§ **Task objective**:
Select each line where the word "text" appears.

§ **Given records**:

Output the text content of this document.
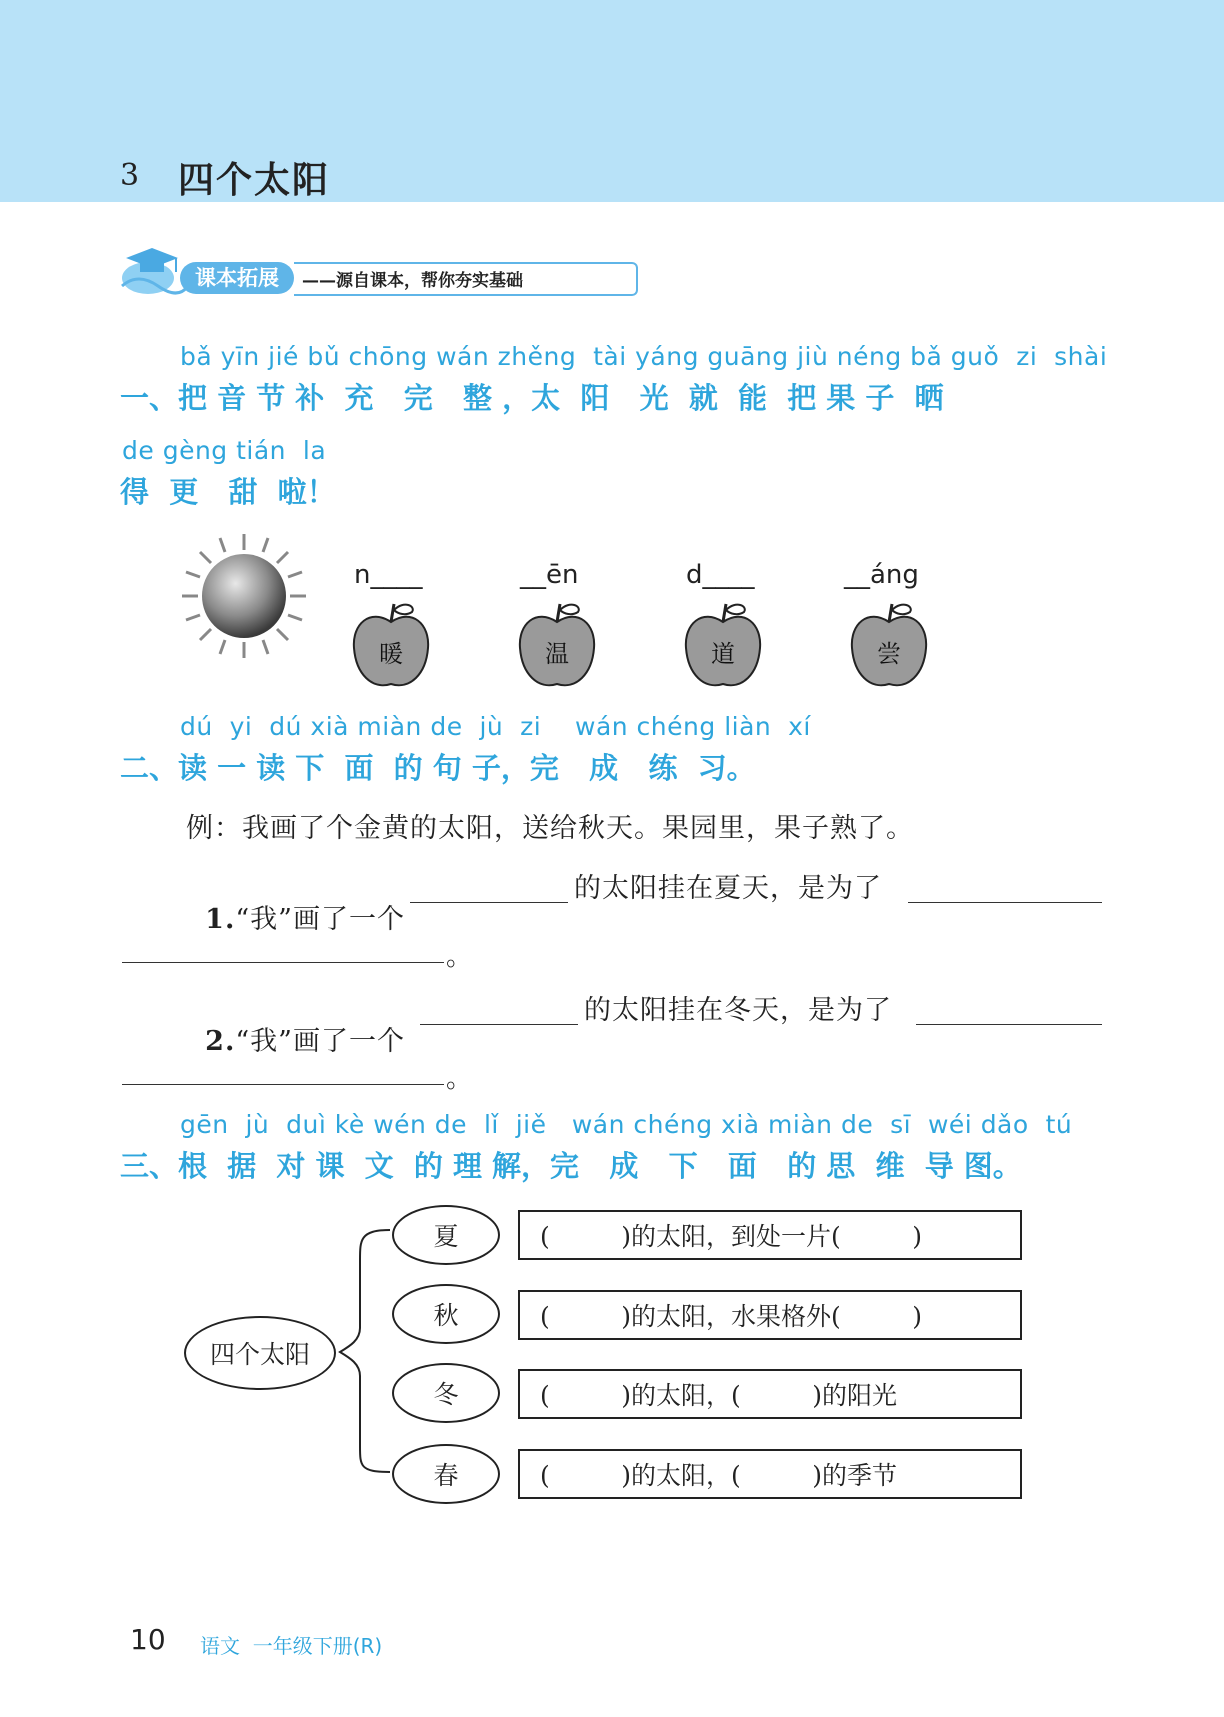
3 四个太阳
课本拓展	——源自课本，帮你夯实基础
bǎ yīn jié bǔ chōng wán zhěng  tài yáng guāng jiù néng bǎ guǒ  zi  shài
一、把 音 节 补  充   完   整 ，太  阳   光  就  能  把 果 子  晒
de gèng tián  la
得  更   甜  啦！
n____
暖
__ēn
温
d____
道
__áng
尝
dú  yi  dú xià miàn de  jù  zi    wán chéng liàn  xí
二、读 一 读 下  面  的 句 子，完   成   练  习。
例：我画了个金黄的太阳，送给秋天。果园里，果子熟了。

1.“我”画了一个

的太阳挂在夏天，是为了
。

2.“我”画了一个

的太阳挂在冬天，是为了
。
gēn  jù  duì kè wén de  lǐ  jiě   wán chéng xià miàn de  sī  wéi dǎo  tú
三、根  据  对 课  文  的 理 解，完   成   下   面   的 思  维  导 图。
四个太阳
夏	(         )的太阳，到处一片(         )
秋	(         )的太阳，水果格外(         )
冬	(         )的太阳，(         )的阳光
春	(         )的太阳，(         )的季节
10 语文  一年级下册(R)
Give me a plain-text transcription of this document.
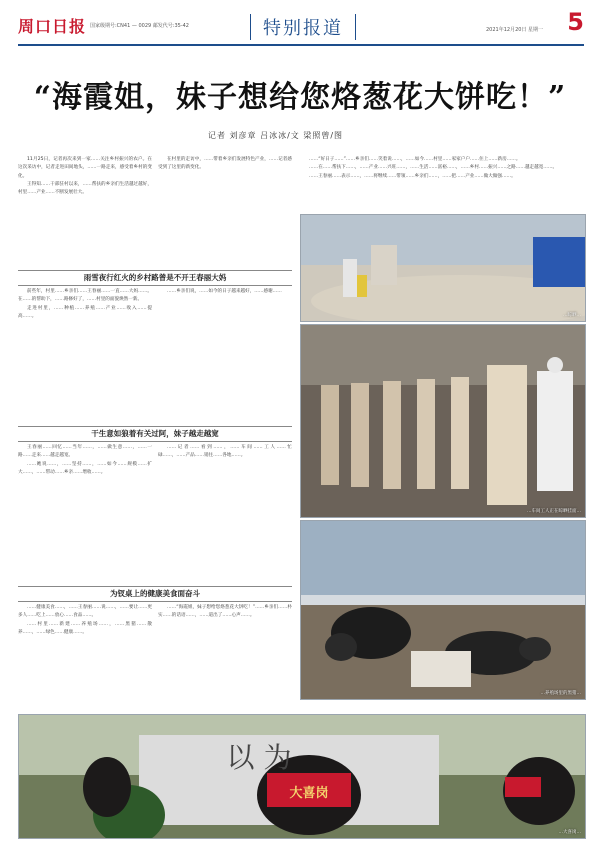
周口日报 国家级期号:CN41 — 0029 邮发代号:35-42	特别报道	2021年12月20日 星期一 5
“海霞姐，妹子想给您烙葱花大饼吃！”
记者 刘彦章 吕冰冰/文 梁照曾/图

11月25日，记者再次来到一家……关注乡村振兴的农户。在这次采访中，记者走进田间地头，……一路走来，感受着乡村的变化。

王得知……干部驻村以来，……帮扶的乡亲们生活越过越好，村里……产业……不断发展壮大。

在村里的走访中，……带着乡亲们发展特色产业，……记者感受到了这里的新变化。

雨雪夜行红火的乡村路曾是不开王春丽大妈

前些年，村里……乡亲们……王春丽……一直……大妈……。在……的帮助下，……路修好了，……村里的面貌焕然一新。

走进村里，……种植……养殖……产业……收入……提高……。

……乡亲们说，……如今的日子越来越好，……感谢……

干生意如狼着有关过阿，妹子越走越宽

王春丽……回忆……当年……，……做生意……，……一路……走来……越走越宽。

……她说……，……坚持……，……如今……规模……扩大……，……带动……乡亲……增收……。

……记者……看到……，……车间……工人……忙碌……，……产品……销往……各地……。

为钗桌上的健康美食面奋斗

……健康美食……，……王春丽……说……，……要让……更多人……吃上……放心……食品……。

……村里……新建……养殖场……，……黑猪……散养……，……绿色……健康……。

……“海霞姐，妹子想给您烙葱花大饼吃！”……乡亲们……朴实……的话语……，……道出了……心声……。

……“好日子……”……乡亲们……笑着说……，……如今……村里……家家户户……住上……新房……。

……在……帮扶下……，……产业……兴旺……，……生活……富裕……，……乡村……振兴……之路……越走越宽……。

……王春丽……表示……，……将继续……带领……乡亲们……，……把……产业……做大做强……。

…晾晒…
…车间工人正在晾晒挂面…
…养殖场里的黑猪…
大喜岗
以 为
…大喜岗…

* * *

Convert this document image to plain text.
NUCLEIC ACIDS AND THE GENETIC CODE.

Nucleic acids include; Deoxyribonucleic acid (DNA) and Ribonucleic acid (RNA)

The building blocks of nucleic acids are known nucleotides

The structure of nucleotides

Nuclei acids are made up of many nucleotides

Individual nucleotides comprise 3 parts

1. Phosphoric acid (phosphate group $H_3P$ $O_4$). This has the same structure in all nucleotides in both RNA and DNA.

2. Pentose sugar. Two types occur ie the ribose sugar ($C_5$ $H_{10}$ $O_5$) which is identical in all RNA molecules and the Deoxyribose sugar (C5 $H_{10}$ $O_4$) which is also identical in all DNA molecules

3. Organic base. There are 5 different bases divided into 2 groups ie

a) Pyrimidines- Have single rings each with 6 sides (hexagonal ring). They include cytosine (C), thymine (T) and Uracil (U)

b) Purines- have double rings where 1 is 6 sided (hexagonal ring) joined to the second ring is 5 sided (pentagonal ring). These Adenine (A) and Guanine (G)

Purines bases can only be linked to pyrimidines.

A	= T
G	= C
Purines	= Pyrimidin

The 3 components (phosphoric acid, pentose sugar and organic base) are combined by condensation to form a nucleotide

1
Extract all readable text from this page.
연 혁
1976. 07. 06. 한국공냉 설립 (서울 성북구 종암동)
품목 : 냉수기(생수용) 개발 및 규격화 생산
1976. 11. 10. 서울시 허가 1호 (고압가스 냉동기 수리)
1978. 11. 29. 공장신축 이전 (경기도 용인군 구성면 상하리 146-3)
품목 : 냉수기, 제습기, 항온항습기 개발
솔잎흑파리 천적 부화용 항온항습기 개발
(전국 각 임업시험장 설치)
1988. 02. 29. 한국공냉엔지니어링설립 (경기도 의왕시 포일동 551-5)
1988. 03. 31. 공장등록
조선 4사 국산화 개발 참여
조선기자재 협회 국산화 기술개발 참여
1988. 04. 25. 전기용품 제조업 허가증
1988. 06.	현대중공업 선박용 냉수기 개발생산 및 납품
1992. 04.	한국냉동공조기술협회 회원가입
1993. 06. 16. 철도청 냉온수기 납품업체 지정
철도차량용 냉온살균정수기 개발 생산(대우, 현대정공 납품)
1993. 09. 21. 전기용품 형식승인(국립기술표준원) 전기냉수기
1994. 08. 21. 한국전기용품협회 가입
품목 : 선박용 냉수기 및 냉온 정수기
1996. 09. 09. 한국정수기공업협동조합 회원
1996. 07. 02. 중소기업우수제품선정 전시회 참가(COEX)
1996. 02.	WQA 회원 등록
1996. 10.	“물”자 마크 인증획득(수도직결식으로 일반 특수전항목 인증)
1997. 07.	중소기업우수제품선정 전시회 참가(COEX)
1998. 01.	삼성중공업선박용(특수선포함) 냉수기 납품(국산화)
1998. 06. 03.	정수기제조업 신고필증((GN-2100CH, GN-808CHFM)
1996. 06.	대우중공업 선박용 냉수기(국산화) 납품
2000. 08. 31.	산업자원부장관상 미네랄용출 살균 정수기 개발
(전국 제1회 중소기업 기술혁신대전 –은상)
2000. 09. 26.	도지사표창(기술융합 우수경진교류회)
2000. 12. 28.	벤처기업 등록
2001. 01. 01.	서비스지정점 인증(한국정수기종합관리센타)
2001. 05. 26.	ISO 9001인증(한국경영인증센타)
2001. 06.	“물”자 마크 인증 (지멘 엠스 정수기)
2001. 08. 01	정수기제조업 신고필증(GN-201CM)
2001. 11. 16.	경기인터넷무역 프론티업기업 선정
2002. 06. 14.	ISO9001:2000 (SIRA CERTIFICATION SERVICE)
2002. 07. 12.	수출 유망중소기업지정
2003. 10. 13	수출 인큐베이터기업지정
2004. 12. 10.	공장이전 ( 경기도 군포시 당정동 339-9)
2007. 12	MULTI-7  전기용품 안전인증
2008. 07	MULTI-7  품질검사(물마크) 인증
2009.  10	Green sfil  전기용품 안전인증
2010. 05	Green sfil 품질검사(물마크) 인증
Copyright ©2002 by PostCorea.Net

§ **Task solution**:
Output the text content of this document.
Give me a plain-text transcription of this document.
Convert this document image to plain text.
Extract all readable text from this page.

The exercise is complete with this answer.